■ To do
Copy out each line that mentions the word "vozidla".

■ Material provided
* * * *

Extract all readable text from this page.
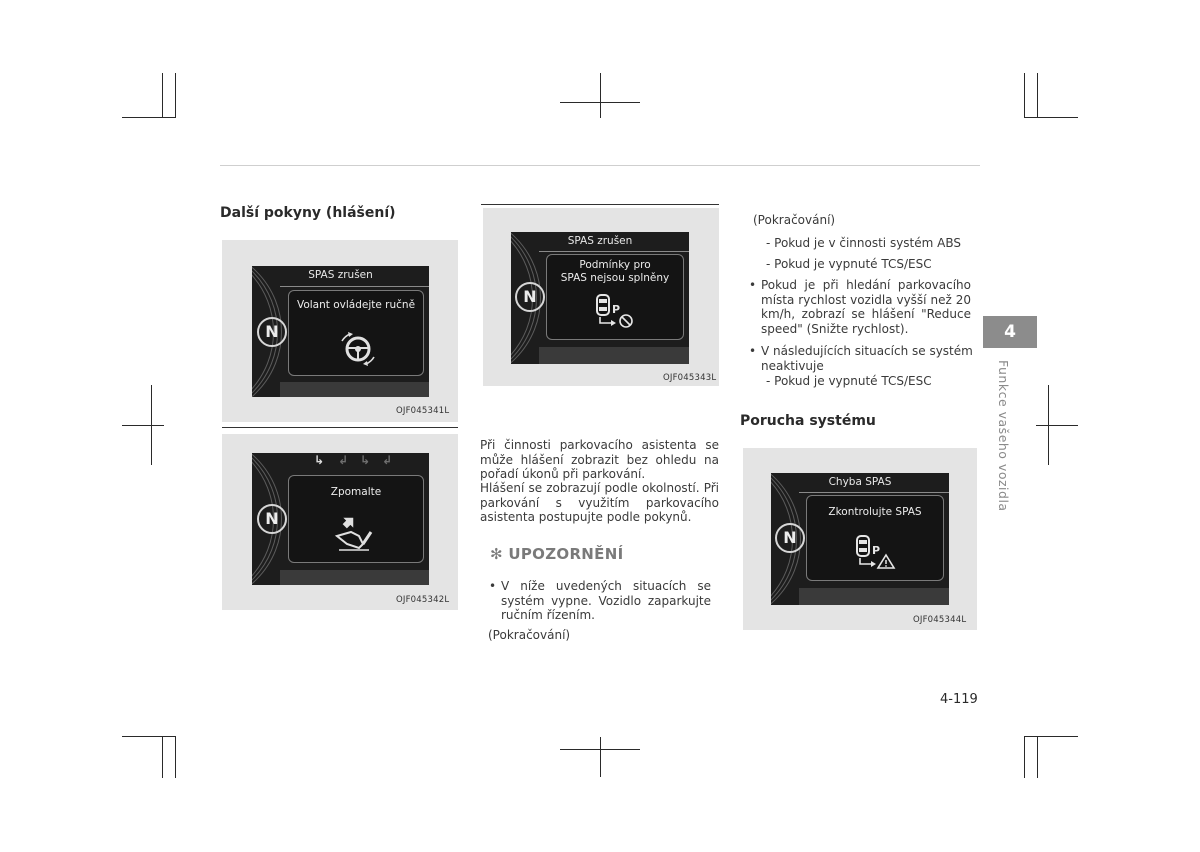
Další pokyny (hlášení)
N
SPAS zrušen
Volant ovládejte ručně
OJF045341L
N
↳ ↲ ↳ ↲
Zpomalte
OJF045342L
N
SPAS zrušen
Podmínky pro
SPAS nejsou splněny
P
OJF045343L

Při činnosti parkovacího asistenta se může hlášení zobrazit bez ohledu na pořadí úkonů při parkování.

Hlášení se zobrazují podle okolností. Při parkování s využitím parkovacího asistenta postupujte podle pokynů.

✻ UPOZORNĚNÍ
• V níže uvedených situacích se systém vypne. Vozidlo zaparkujte ručním řízením.

(Pokračování)

(Pokračování)

- Pokud je v činnosti systém ABS

- Pokud je vypnuté TCS/ESC

• Pokud je při hledání parkovacího místa rychlost vozidla vyšší než 20 km/h, zobrazí se hlášení "Reduce speed" (Snižte rychlost).

• V následujících situacích se systém neaktivuje

- Pokud je vypnuté TCS/ESC

Porucha systému
N
Chyba SPAS
Zkontrolujte SPAS
P
OJF045344L
4
Funkce vašeho vozidla
4-119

* * * *

■ Task response
• Pokud je při hledání parkovacího místa rychlost vozidla vyšší než 20 km/h, zobrazí se hlášení "Reduce speed" (Snižte rychlost).
Funkce vašeho vozidla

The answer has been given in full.